=== Records for this exercise ===

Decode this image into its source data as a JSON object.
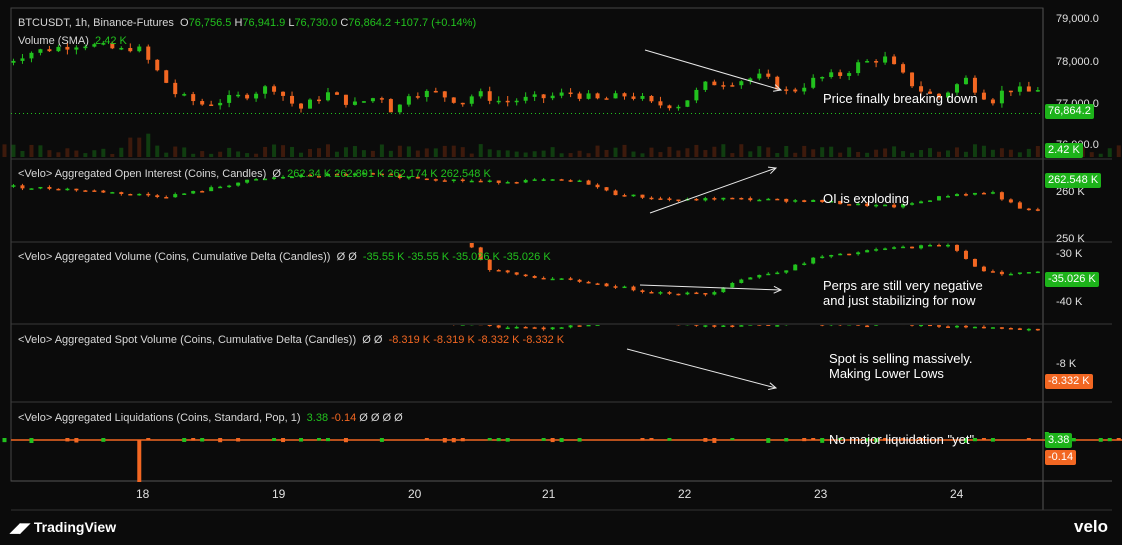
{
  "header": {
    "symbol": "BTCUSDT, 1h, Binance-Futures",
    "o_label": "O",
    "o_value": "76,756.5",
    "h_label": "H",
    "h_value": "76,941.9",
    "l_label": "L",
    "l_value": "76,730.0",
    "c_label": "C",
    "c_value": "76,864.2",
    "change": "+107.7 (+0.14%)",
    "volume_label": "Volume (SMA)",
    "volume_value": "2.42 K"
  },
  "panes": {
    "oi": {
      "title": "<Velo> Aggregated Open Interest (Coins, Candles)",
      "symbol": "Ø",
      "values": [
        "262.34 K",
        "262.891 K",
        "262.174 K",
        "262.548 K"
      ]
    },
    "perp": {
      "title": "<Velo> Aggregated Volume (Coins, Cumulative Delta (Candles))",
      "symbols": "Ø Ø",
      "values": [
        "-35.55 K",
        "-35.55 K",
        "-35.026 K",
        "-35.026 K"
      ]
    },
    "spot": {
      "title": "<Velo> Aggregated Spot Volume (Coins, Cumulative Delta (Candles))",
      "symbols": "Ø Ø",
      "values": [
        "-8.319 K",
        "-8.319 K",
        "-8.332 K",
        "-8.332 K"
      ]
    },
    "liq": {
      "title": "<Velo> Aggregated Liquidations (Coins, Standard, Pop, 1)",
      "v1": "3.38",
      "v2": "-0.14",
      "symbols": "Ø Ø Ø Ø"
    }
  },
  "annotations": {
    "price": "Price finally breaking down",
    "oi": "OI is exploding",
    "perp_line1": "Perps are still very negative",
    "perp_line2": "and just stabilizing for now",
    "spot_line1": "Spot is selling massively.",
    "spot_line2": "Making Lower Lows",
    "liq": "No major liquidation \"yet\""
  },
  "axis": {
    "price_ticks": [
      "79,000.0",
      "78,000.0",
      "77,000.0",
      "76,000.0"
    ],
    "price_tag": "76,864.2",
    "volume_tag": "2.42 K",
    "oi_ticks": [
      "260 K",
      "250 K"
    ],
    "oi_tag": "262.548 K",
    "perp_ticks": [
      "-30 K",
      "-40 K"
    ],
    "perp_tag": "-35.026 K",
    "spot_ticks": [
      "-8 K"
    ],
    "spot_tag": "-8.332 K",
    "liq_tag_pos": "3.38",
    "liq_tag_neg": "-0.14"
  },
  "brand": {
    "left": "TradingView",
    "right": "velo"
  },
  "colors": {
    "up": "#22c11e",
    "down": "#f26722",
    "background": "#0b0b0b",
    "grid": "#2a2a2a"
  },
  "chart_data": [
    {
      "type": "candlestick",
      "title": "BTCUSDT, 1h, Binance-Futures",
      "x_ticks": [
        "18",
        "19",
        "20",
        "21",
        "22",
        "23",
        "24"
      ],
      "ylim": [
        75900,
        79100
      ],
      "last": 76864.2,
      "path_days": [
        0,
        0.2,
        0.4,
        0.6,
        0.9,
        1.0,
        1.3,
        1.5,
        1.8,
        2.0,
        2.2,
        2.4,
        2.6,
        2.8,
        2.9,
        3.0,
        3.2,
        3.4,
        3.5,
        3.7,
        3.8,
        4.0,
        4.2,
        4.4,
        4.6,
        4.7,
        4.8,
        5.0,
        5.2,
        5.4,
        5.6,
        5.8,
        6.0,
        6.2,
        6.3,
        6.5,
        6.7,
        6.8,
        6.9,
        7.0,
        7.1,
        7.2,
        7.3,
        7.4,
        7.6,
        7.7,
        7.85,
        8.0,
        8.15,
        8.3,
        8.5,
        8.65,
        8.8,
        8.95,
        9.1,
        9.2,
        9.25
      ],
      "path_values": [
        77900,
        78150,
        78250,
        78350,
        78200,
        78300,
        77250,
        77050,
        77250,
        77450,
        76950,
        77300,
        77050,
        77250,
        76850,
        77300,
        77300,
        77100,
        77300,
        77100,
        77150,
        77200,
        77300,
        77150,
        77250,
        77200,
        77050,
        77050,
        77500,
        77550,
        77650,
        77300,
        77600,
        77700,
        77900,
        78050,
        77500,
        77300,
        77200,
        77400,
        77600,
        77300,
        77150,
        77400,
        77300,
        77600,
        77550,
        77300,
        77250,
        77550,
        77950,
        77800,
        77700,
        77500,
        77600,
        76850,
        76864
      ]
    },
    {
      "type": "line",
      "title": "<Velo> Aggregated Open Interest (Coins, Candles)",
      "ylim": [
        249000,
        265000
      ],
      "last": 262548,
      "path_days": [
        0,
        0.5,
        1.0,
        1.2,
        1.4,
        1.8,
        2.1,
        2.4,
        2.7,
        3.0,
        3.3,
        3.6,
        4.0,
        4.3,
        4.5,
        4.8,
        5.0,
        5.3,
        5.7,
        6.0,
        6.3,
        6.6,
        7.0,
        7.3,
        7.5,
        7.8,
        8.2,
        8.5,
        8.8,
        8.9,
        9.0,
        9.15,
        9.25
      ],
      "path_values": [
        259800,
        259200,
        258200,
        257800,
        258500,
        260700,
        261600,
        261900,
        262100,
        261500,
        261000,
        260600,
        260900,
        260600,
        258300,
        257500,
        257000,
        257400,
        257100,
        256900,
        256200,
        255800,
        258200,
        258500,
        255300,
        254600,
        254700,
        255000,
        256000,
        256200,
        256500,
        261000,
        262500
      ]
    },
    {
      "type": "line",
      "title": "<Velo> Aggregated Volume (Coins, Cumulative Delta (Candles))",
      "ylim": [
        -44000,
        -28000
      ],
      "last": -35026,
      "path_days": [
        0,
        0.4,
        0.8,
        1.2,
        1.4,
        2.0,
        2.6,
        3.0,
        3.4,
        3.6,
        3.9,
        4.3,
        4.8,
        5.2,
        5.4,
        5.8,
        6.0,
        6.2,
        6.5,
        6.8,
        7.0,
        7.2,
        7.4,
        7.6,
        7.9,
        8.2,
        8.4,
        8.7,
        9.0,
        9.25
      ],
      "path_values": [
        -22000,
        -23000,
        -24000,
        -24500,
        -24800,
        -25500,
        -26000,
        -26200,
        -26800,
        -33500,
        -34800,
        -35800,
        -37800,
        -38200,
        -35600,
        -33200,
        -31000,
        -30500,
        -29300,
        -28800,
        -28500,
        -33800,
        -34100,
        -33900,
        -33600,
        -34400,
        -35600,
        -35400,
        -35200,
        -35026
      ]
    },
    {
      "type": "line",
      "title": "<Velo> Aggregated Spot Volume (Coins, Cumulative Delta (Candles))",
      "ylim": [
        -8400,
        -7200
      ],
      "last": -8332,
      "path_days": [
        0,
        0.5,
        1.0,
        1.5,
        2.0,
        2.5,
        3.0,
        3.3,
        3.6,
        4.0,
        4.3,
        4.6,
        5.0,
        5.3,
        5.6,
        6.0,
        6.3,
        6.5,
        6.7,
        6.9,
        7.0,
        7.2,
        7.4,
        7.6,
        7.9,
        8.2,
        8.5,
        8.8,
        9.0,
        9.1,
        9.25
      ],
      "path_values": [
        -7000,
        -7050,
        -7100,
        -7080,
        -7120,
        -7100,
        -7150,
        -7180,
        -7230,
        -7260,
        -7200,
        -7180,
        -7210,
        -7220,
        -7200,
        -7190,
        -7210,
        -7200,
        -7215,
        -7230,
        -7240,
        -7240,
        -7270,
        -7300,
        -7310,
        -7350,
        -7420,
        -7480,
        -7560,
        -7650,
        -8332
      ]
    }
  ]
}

===

▶ [Task requirements]: Omit every picture while copying the listing above exactly.

▶ [Correct response]:
Decode this image into its source data as a JSON object.
{
  "header": {
    "symbol": "BTCUSDT, 1h, Binance-Futures",
    "o_label": "O",
    "o_value": "76,756.5",
    "h_label": "H",
    "h_value": "76,941.9",
    "l_label": "L",
    "l_value": "76,730.0",
    "c_label": "C",
    "c_value": "76,864.2",
    "change": "+107.7 (+0.14%)",
    "volume_label": "Volume (SMA)",
    "volume_value": "2.42 K"
  },
  "panes": {
    "oi": {
      "title": "<Velo> Aggregated Open Interest (Coins, Candles)",
      "symbol": "Ø",
      "values": [
        "262.34 K",
        "262.891 K",
        "262.174 K",
        "262.548 K"
      ]
    },
    "perp": {
      "title": "<Velo> Aggregated Volume (Coins, Cumulative Delta (Candles))",
      "symbols": "Ø Ø",
      "values": [
        "-35.55 K",
        "-35.55 K",
        "-35.026 K",
        "-35.026 K"
      ]
    },
    "spot": {
      "title": "<Velo> Aggregated Spot Volume (Coins, Cumulative Delta (Candles))",
      "symbols": "Ø Ø",
      "values": [
        "-8.319 K",
        "-8.319 K",
        "-8.332 K",
        "-8.332 K"
      ]
    },
    "liq": {
      "title": "<Velo> Aggregated Liquidations (Coins, Standard, Pop, 1)",
      "v1": "3.38",
      "v2": "-0.14",
      "symbols": "Ø Ø Ø Ø"
    }
  },
  "annotations": {
    "price": "Price finally breaking down",
    "oi": "OI is exploding",
    "perp_line1": "Perps are still very negative",
    "perp_line2": "and just stabilizing for now",
    "spot_line1": "Spot is selling massively.",
    "spot_line2": "Making Lower Lows",
    "liq": "No major liquidation \"yet\""
  },
  "axis": {
    "price_ticks": [
      "79,000.0",
      "78,000.0",
      "77,000.0",
      "76,000.0"
    ],
    "price_tag": "76,864.2",
    "volume_tag": "2.42 K",
    "oi_ticks": [
      "260 K",
      "250 K"
    ],
    "oi_tag": "262.548 K",
    "perp_ticks": [
      "-30 K",
      "-40 K"
    ],
    "perp_tag": "-35.026 K",
    "spot_ticks": [
      "-8 K"
    ],
    "spot_tag": "-8.332 K",
    "liq_tag_pos": "3.38",
    "liq_tag_neg": "-0.14"
  },
  "brand": {
    "left": "TradingView",
    "right": "velo"
  },
  "colors": {
    "up": "#22c11e",
    "down": "#f26722",
    "background": "#0b0b0b",
    "grid": "#2a2a2a"
  },
  "chart_data": [
    {
      "type": "candlestick",
      "title": "BTCUSDT, 1h, Binance-Futures",
      "x_ticks": [
        "18",
        "19",
        "20",
        "21",
        "22",
        "23",
        "24"
      ],
      "ylim": [
        75900,
        79100
      ],
      "last": 76864.2,
      "path_days": [
        0,
        0.2,
        0.4,
        0.6,
        0.9,
        1.0,
        1.3,
        1.5,
        1.8,
        2.0,
        2.2,
        2.4,
        2.6,
        2.8,
        2.9,
        3.0,
        3.2,
        3.4,
        3.5,
        3.7,
        3.8,
        4.0,
        4.2,
        4.4,
        4.6,
        4.7,
        4.8,
        5.0,
        5.2,
        5.4,
        5.6,
        5.8,
        6.0,
        6.2,
        6.3,
        6.5,
        6.7,
        6.8,
        6.9,
        7.0,
        7.1,
        7.2,
        7.3,
        7.4,
        7.6,
        7.7,
        7.85,
        8.0,
        8.15,
        8.3,
        8.5,
        8.65,
        8.8,
        8.95,
        9.1,
        9.2,
        9.25
      ],
      "path_values": [
        77900,
        78150,
        78250,
        78350,
        78200,
        78300,
        77250,
        77050,
        77250,
        77450,
        76950,
        77300,
        77050,
        77250,
        76850,
        77300,
        77300,
        77100,
        77300,
        77100,
        77150,
        77200,
        77300,
        77150,
        77250,
        77200,
        77050,
        77050,
        77500,
        77550,
        77650,
        77300,
        77600,
        77700,
        77900,
        78050,
        77500,
        77300,
        77200,
        77400,
        77600,
        77300,
        77150,
        77400,
        77300,
        77600,
        77550,
        77300,
        77250,
        77550,
        77950,
        77800,
        77700,
        77500,
        77600,
        76850,
        76864
      ]
    },
    {
      "type": "line",
      "title": "<Velo> Aggregated Open Interest (Coins, Candles)",
      "ylim": [
        249000,
        265000
      ],
      "last": 262548,
      "path_days": [
        0,
        0.5,
        1.0,
        1.2,
        1.4,
        1.8,
        2.1,
        2.4,
        2.7,
        3.0,
        3.3,
        3.6,
        4.0,
        4.3,
        4.5,
        4.8,
        5.0,
        5.3,
        5.7,
        6.0,
        6.3,
        6.6,
        7.0,
        7.3,
        7.5,
        7.8,
        8.2,
        8.5,
        8.8,
        8.9,
        9.0,
        9.15,
        9.25
      ],
      "path_values": [
        259800,
        259200,
        258200,
        257800,
        258500,
        260700,
        261600,
        261900,
        262100,
        261500,
        261000,
        260600,
        260900,
        260600,
        258300,
        257500,
        257000,
        257400,
        257100,
        256900,
        256200,
        255800,
        258200,
        258500,
        255300,
        254600,
        254700,
        255000,
        256000,
        256200,
        256500,
        261000,
        262500
      ]
    },
    {
      "type": "line",
      "title": "<Velo> Aggregated Volume (Coins, Cumulative Delta (Candles))",
      "ylim": [
        -44000,
        -28000
      ],
      "last": -35026,
      "path_days": [
        0,
        0.4,
        0.8,
        1.2,
        1.4,
        2.0,
        2.6,
        3.0,
        3.4,
        3.6,
        3.9,
        4.3,
        4.8,
        5.2,
        5.4,
        5.8,
        6.0,
        6.2,
        6.5,
        6.8,
        7.0,
        7.2,
        7.4,
        7.6,
        7.9,
        8.2,
        8.4,
        8.7,
        9.0,
        9.25
      ],
      "path_values": [
        -22000,
        -23000,
        -24000,
        -24500,
        -24800,
        -25500,
        -26000,
        -26200,
        -26800,
        -33500,
        -34800,
        -35800,
        -37800,
        -38200,
        -35600,
        -33200,
        -31000,
        -30500,
        -29300,
        -28800,
        -28500,
        -33800,
        -34100,
        -33900,
        -33600,
        -34400,
        -35600,
        -35400,
        -35200,
        -35026
      ]
    },
    {
      "type": "line",
      "title": "<Velo> Aggregated Spot Volume (Coins, Cumulative Delta (Candles))",
      "ylim": [
        -8400,
        -7200
      ],
      "last": -8332,
      "path_days": [
        0,
        0.5,
        1.0,
        1.5,
        2.0,
        2.5,
        3.0,
        3.3,
        3.6,
        4.0,
        4.3,
        4.6,
        5.0,
        5.3,
        5.6,
        6.0,
        6.3,
        6.5,
        6.7,
        6.9,
        7.0,
        7.2,
        7.4,
        7.6,
        7.9,
        8.2,
        8.5,
        8.8,
        9.0,
        9.1,
        9.25
      ],
      "path_values": [
        -7000,
        -7050,
        -7100,
        -7080,
        -7120,
        -7100,
        -7150,
        -7180,
        -7230,
        -7260,
        -7200,
        -7180,
        -7210,
        -7220,
        -7200,
        -7190,
        -7210,
        -7200,
        -7215,
        -7230,
        -7240,
        -7240,
        -7270,
        -7300,
        -7310,
        -7350,
        -7420,
        -7480,
        -7560,
        -7650,
        -8332
      ]
    }
  ]
}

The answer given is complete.